----- SUPPLIED RECORDS -----

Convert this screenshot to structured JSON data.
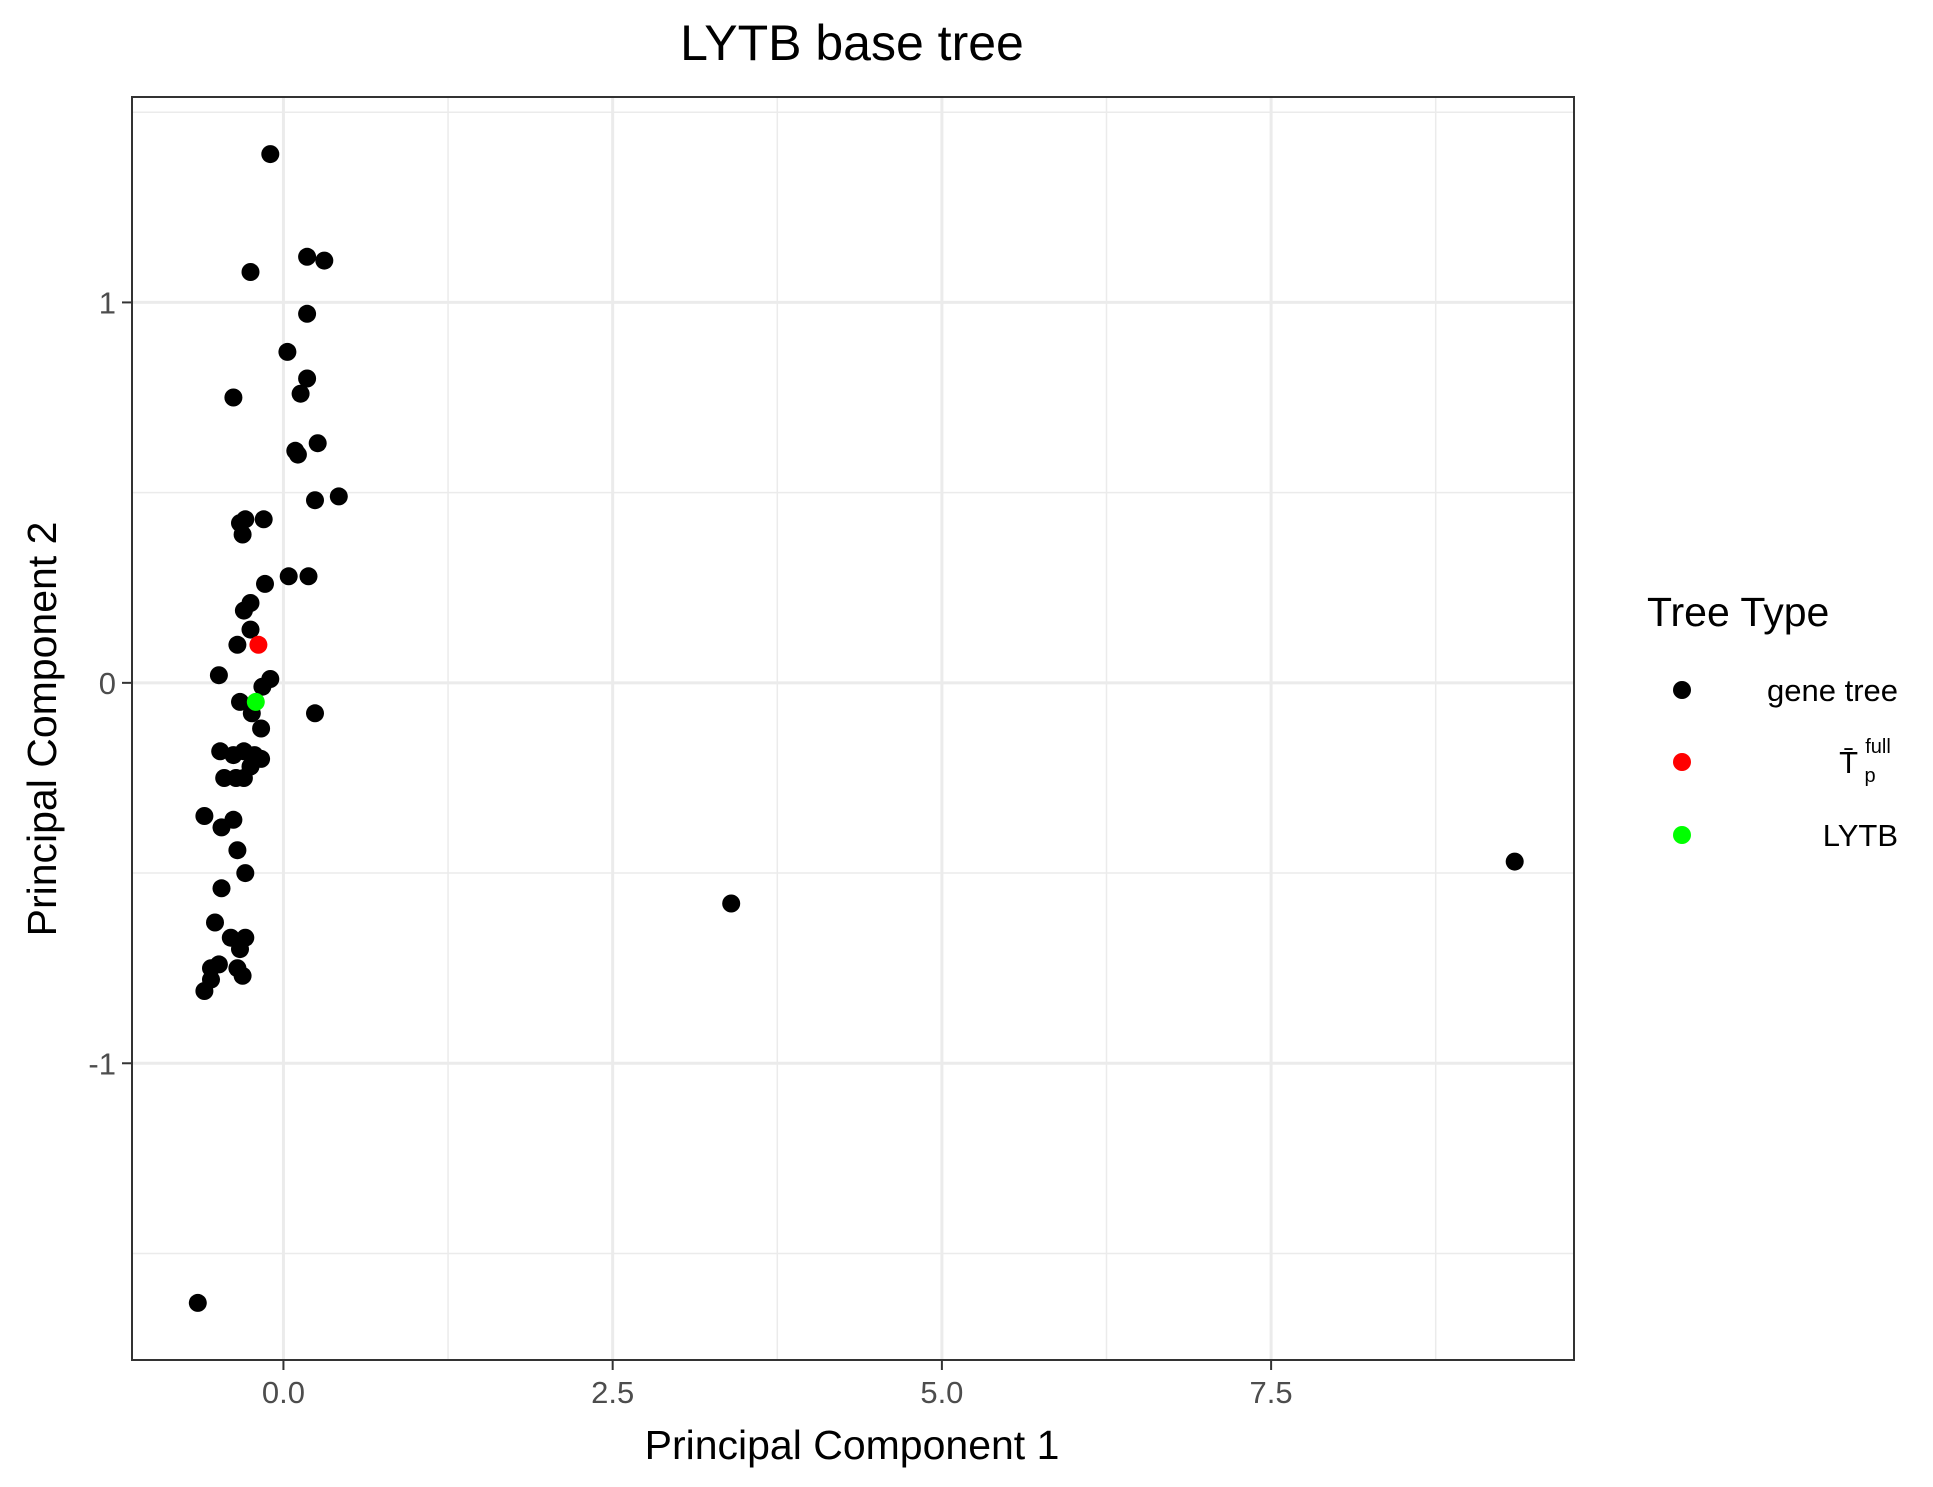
{
  "chart_data": {
    "type": "scatter",
    "title": "LYTB base tree",
    "xlabel": "Principal Component 1",
    "ylabel": "Principal Component 2",
    "xlim": [
      -1.15,
      9.8
    ],
    "ylim": [
      -1.78,
      1.54
    ],
    "xticks": [
      0.0,
      2.5,
      5.0,
      7.5
    ],
    "xtick_labels": [
      "0.0",
      "2.5",
      "5.0",
      "7.5"
    ],
    "yticks": [
      -1,
      0,
      1
    ],
    "ytick_labels": [
      "-1",
      "0",
      "1"
    ],
    "grid": true,
    "legend": {
      "title": "Tree Type",
      "placement": "right",
      "entries": [
        {
          "label": "gene tree",
          "color": "#000000"
        },
        {
          "label": "T̄",
          "sub": "p",
          "sup": "full",
          "color": "#ff0000"
        },
        {
          "label": "LYTB",
          "color": "#00ff00"
        }
      ]
    },
    "series": [
      {
        "name": "gene tree",
        "color": "#000000",
        "points": [
          [
            -0.1,
            1.39
          ],
          [
            -0.25,
            1.08
          ],
          [
            0.18,
            1.12
          ],
          [
            0.31,
            1.11
          ],
          [
            0.18,
            0.97
          ],
          [
            0.03,
            0.87
          ],
          [
            0.18,
            0.8
          ],
          [
            -0.38,
            0.75
          ],
          [
            0.13,
            0.76
          ],
          [
            0.26,
            0.63
          ],
          [
            0.09,
            0.61
          ],
          [
            0.11,
            0.6
          ],
          [
            0.42,
            0.49
          ],
          [
            0.24,
            0.48
          ],
          [
            -0.29,
            0.43
          ],
          [
            -0.33,
            0.42
          ],
          [
            -0.15,
            0.43
          ],
          [
            -0.31,
            0.39
          ],
          [
            0.04,
            0.28
          ],
          [
            0.19,
            0.28
          ],
          [
            -0.14,
            0.26
          ],
          [
            -0.25,
            0.21
          ],
          [
            -0.3,
            0.19
          ],
          [
            -0.25,
            0.14
          ],
          [
            -0.35,
            0.1
          ],
          [
            -0.49,
            0.02
          ],
          [
            -0.1,
            0.01
          ],
          [
            -0.16,
            -0.01
          ],
          [
            -0.33,
            -0.05
          ],
          [
            -0.24,
            -0.08
          ],
          [
            0.24,
            -0.08
          ],
          [
            -0.17,
            -0.12
          ],
          [
            -0.48,
            -0.18
          ],
          [
            -0.3,
            -0.18
          ],
          [
            -0.38,
            -0.19
          ],
          [
            -0.22,
            -0.19
          ],
          [
            -0.17,
            -0.2
          ],
          [
            -0.25,
            -0.22
          ],
          [
            -0.45,
            -0.25
          ],
          [
            -0.36,
            -0.25
          ],
          [
            -0.3,
            -0.25
          ],
          [
            -0.6,
            -0.35
          ],
          [
            -0.38,
            -0.36
          ],
          [
            -0.47,
            -0.38
          ],
          [
            -0.35,
            -0.44
          ],
          [
            -0.29,
            -0.5
          ],
          [
            -0.47,
            -0.54
          ],
          [
            -0.52,
            -0.63
          ],
          [
            -0.4,
            -0.67
          ],
          [
            -0.29,
            -0.67
          ],
          [
            -0.33,
            -0.7
          ],
          [
            -0.55,
            -0.75
          ],
          [
            -0.49,
            -0.74
          ],
          [
            -0.35,
            -0.75
          ],
          [
            -0.31,
            -0.77
          ],
          [
            -0.55,
            -0.78
          ],
          [
            -0.6,
            -0.81
          ],
          [
            -0.65,
            -1.63
          ],
          [
            3.4,
            -0.58
          ],
          [
            9.35,
            -0.47
          ]
        ]
      },
      {
        "name": "T̄ p full",
        "color": "#ff0000",
        "points": [
          [
            -0.19,
            0.1
          ]
        ]
      },
      {
        "name": "LYTB",
        "color": "#00ff00",
        "points": [
          [
            -0.21,
            -0.05
          ]
        ]
      }
    ]
  }
}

-----

▶ [GOAL]
Quote the records above exactly, leaving out any pictures.

▶ [TASK SOLUTION]
Convert this screenshot to structured JSON data.
{
  "chart_data": {
    "type": "scatter",
    "title": "LYTB base tree",
    "xlabel": "Principal Component 1",
    "ylabel": "Principal Component 2",
    "xlim": [
      -1.15,
      9.8
    ],
    "ylim": [
      -1.78,
      1.54
    ],
    "xticks": [
      0.0,
      2.5,
      5.0,
      7.5
    ],
    "xtick_labels": [
      "0.0",
      "2.5",
      "5.0",
      "7.5"
    ],
    "yticks": [
      -1,
      0,
      1
    ],
    "ytick_labels": [
      "-1",
      "0",
      "1"
    ],
    "grid": true,
    "legend": {
      "title": "Tree Type",
      "placement": "right",
      "entries": [
        {
          "label": "gene tree",
          "color": "#000000"
        },
        {
          "label": "T̄",
          "sub": "p",
          "sup": "full",
          "color": "#ff0000"
        },
        {
          "label": "LYTB",
          "color": "#00ff00"
        }
      ]
    },
    "series": [
      {
        "name": "gene tree",
        "color": "#000000",
        "points": [
          [
            -0.1,
            1.39
          ],
          [
            -0.25,
            1.08
          ],
          [
            0.18,
            1.12
          ],
          [
            0.31,
            1.11
          ],
          [
            0.18,
            0.97
          ],
          [
            0.03,
            0.87
          ],
          [
            0.18,
            0.8
          ],
          [
            -0.38,
            0.75
          ],
          [
            0.13,
            0.76
          ],
          [
            0.26,
            0.63
          ],
          [
            0.09,
            0.61
          ],
          [
            0.11,
            0.6
          ],
          [
            0.42,
            0.49
          ],
          [
            0.24,
            0.48
          ],
          [
            -0.29,
            0.43
          ],
          [
            -0.33,
            0.42
          ],
          [
            -0.15,
            0.43
          ],
          [
            -0.31,
            0.39
          ],
          [
            0.04,
            0.28
          ],
          [
            0.19,
            0.28
          ],
          [
            -0.14,
            0.26
          ],
          [
            -0.25,
            0.21
          ],
          [
            -0.3,
            0.19
          ],
          [
            -0.25,
            0.14
          ],
          [
            -0.35,
            0.1
          ],
          [
            -0.49,
            0.02
          ],
          [
            -0.1,
            0.01
          ],
          [
            -0.16,
            -0.01
          ],
          [
            -0.33,
            -0.05
          ],
          [
            -0.24,
            -0.08
          ],
          [
            0.24,
            -0.08
          ],
          [
            -0.17,
            -0.12
          ],
          [
            -0.48,
            -0.18
          ],
          [
            -0.3,
            -0.18
          ],
          [
            -0.38,
            -0.19
          ],
          [
            -0.22,
            -0.19
          ],
          [
            -0.17,
            -0.2
          ],
          [
            -0.25,
            -0.22
          ],
          [
            -0.45,
            -0.25
          ],
          [
            -0.36,
            -0.25
          ],
          [
            -0.3,
            -0.25
          ],
          [
            -0.6,
            -0.35
          ],
          [
            -0.38,
            -0.36
          ],
          [
            -0.47,
            -0.38
          ],
          [
            -0.35,
            -0.44
          ],
          [
            -0.29,
            -0.5
          ],
          [
            -0.47,
            -0.54
          ],
          [
            -0.52,
            -0.63
          ],
          [
            -0.4,
            -0.67
          ],
          [
            -0.29,
            -0.67
          ],
          [
            -0.33,
            -0.7
          ],
          [
            -0.55,
            -0.75
          ],
          [
            -0.49,
            -0.74
          ],
          [
            -0.35,
            -0.75
          ],
          [
            -0.31,
            -0.77
          ],
          [
            -0.55,
            -0.78
          ],
          [
            -0.6,
            -0.81
          ],
          [
            -0.65,
            -1.63
          ],
          [
            3.4,
            -0.58
          ],
          [
            9.35,
            -0.47
          ]
        ]
      },
      {
        "name": "T̄ p full",
        "color": "#ff0000",
        "points": [
          [
            -0.19,
            0.1
          ]
        ]
      },
      {
        "name": "LYTB",
        "color": "#00ff00",
        "points": [
          [
            -0.21,
            -0.05
          ]
        ]
      }
    ]
  }
}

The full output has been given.